Select all lines in the records that include "polyester".

========

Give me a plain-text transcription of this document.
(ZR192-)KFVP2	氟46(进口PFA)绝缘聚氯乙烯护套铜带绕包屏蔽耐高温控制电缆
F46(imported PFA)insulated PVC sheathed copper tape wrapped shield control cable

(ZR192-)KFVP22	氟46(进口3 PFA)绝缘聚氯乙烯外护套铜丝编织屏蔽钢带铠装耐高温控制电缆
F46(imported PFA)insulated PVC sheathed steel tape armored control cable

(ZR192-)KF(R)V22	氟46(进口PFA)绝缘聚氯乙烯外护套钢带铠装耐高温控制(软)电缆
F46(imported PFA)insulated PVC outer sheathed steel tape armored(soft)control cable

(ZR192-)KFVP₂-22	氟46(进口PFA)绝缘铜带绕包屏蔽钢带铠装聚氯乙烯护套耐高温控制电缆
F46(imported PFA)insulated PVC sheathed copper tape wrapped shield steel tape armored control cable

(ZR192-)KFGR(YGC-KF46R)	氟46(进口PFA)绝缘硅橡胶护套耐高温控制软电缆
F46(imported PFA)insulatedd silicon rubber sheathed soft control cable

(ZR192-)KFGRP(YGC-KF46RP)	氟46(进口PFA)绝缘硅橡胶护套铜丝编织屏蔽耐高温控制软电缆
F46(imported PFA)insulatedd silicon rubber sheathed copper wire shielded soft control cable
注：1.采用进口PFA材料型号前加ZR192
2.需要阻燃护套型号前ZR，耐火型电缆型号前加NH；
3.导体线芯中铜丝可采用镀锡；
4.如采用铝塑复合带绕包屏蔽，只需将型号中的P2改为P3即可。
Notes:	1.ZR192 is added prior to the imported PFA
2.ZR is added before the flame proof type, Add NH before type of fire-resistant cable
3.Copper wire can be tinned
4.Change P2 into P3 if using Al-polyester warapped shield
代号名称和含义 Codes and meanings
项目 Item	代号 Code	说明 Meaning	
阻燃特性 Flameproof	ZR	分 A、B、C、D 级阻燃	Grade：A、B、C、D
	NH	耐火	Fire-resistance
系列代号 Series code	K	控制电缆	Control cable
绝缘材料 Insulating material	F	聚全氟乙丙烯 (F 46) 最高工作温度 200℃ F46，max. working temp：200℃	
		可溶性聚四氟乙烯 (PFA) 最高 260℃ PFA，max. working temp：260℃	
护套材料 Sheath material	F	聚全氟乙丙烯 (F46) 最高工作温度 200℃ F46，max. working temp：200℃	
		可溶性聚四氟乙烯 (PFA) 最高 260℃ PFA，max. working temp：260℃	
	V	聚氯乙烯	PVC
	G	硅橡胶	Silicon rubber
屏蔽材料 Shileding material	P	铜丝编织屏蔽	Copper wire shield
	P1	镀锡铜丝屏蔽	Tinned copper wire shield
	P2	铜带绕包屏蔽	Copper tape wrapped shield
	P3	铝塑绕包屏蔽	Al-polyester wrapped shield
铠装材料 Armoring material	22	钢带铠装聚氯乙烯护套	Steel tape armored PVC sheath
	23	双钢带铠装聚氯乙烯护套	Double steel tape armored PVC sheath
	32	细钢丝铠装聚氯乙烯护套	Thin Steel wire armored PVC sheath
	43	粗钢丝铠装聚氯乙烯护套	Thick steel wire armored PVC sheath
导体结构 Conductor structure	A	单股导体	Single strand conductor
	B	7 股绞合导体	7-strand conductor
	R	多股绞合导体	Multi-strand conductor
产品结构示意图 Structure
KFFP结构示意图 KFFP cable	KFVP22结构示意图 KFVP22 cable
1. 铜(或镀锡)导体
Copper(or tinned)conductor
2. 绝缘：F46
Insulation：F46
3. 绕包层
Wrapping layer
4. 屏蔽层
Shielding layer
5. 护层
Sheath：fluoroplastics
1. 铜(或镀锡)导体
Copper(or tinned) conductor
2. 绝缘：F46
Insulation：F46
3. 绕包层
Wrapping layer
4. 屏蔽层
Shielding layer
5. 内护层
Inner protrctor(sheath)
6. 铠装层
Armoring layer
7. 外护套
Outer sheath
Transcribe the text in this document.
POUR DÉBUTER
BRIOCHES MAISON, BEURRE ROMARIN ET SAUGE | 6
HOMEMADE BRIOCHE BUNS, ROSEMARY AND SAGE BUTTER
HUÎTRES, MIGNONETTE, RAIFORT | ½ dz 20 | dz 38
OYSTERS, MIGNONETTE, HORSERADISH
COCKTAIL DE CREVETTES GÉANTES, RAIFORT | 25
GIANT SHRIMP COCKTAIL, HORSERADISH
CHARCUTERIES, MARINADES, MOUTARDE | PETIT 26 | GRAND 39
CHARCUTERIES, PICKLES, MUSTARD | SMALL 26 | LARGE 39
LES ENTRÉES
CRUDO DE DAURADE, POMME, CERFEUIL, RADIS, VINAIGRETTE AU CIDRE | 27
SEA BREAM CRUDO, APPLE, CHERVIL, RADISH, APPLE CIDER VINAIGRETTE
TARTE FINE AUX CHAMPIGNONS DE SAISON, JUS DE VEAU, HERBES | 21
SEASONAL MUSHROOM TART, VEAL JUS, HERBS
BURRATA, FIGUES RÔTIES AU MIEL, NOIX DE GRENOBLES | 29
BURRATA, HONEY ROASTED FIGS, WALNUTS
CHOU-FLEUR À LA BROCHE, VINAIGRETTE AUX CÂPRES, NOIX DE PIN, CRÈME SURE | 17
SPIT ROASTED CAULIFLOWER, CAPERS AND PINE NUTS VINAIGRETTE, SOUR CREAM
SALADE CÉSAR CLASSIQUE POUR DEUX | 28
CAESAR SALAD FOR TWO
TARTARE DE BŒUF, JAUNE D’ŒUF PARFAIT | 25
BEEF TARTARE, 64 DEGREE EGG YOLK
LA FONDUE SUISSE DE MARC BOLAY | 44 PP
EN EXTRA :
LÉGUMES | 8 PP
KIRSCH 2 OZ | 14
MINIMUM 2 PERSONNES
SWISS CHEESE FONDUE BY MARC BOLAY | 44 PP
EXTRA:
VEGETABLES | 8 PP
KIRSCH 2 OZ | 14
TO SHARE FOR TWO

========

** Exercise answer **
4.Change P2 into P3 if using Al-polyester warapped shield
	P3	铝塑绕包屏蔽	Al-polyester wrapped shield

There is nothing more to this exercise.